Task details
Rewrite the rows from the one with "Decompose this screenshot" up to and including the one with "series-line (89, 46, 563, 516)" as a Markdown table with two columns, No. and Row, where No. holds a running number and Row holds the row's text, leaving out any blank lines.

start The records

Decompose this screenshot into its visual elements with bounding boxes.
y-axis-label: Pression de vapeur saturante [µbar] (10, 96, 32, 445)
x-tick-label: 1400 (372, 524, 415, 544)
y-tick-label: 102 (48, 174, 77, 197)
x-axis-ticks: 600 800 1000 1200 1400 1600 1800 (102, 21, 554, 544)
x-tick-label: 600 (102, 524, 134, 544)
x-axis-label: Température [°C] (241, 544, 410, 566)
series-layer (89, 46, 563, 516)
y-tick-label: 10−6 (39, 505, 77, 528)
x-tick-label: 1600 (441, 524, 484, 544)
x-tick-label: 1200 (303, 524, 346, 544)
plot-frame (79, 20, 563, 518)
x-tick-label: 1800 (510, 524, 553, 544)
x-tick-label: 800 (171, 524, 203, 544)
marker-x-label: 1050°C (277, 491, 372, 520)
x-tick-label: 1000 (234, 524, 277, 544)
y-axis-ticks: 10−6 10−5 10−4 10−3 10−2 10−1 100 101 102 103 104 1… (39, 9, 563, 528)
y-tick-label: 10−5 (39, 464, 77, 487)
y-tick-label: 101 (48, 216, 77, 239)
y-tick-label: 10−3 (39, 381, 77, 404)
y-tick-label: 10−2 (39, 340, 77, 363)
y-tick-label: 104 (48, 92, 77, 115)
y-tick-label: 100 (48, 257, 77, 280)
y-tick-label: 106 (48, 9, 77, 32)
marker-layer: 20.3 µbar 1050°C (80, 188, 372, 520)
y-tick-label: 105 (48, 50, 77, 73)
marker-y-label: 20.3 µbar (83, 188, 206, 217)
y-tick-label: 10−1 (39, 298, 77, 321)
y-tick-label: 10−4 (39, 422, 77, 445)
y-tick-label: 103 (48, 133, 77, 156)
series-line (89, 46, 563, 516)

end The records
start The records

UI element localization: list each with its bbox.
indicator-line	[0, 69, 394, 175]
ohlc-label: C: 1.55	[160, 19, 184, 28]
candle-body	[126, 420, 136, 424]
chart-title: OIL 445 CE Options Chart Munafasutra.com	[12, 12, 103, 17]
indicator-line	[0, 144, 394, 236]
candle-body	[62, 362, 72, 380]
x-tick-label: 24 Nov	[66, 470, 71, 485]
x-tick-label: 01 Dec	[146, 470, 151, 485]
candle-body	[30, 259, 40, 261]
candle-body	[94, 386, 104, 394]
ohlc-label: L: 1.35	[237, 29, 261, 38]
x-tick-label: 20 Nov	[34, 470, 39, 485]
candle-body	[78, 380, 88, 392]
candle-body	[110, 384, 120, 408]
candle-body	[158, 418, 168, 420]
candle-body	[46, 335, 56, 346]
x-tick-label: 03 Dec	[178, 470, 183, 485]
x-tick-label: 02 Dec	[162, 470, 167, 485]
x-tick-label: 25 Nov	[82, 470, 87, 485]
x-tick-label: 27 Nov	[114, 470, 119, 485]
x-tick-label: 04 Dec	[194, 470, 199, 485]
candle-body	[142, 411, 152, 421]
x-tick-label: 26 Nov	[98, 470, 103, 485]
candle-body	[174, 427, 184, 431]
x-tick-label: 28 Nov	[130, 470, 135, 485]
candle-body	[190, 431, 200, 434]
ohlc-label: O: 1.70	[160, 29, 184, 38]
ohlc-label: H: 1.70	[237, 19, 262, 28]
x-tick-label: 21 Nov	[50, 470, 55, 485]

end The records
start The records

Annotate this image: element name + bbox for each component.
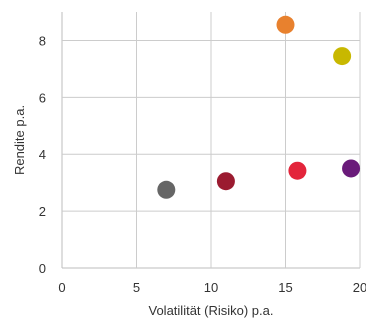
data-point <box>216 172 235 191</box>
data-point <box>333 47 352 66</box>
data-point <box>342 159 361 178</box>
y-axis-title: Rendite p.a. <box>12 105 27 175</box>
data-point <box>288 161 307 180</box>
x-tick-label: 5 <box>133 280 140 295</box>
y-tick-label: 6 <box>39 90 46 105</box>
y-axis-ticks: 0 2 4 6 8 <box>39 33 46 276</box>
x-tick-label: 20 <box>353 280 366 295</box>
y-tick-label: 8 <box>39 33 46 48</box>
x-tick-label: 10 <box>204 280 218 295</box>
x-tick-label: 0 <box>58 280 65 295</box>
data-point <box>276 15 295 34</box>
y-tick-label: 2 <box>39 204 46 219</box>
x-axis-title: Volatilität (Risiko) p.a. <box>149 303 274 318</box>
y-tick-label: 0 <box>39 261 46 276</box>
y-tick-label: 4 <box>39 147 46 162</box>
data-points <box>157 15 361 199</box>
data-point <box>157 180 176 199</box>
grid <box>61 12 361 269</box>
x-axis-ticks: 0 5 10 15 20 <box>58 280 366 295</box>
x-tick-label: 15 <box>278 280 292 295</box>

end The records

Correct answer
| No. | Row |
|---|---|
| 1 | Decompose this screenshot into its visual elements with bounding boxes. |
| 2 | y-axis-label: Pression de vapeur saturante [µbar] (10, 96, 32, 445) |
| 3 | x-tick-label: 1400 (372, 524, 415, 544) |
| 4 | y-tick-label: 102 (48, 174, 77, 197) |
| 5 | x-axis-ticks: 600 800 1000 1200 1400 1600 1800 (102, 21, 554, 544) |
| 6 | x-tick-label: 600 (102, 524, 134, 544) |
| 7 | x-axis-label: Température [°C] (241, 544, 410, 566) |
| 8 | series-layer (89, 46, 563, 516) |
| 9 | y-tick-label: 10−6 (39, 505, 77, 528) |
| 10 | x-tick-label: 1600 (441, 524, 484, 544) |
| 11 | x-tick-label: 1200 (303, 524, 346, 544) |
| 12 | plot-frame (79, 20, 563, 518) |
| 13 | x-tick-label: 1800 (510, 524, 553, 544) |
| 14 | x-tick-label: 800 (171, 524, 203, 544) |
| 15 | marker-x-label: 1050°C (277, 491, 372, 520) |
| 16 | x-tick-label: 1000 (234, 524, 277, 544) |
| 17 | y-axis-ticks: 10−6 10−5 10−4 10−3 10−2 10−1 100 101 102 103 104 1… (39, 9, 563, 528) |
| 18 | y-tick-label: 10−5 (39, 464, 77, 487) |
| 19 | y-tick-label: 101 (48, 216, 77, 239) |
| 20 | y-tick-label: 10−3 (39, 381, 77, 404) |
| 21 | y-tick-label: 10−2 (39, 340, 77, 363) |
| 22 | y-tick-label: 104 (48, 92, 77, 115) |
| 23 | y-tick-label: 100 (48, 257, 77, 280) |
| 24 | y-tick-label: 106 (48, 9, 77, 32) |
| 25 | marker-layer: 20.3 µbar 1050°C (80, 188, 372, 520) |
| 26 | y-tick-label: 105 (48, 50, 77, 73) |
| 27 | marker-y-label: 20.3 µbar (83, 188, 206, 217) |
| 28 | y-tick-label: 10−1 (39, 298, 77, 321) |
| 29 | y-tick-label: 10−4 (39, 422, 77, 445) |
| 30 | y-tick-label: 103 (48, 133, 77, 156) |
| 31 | series-line (89, 46, 563, 516) |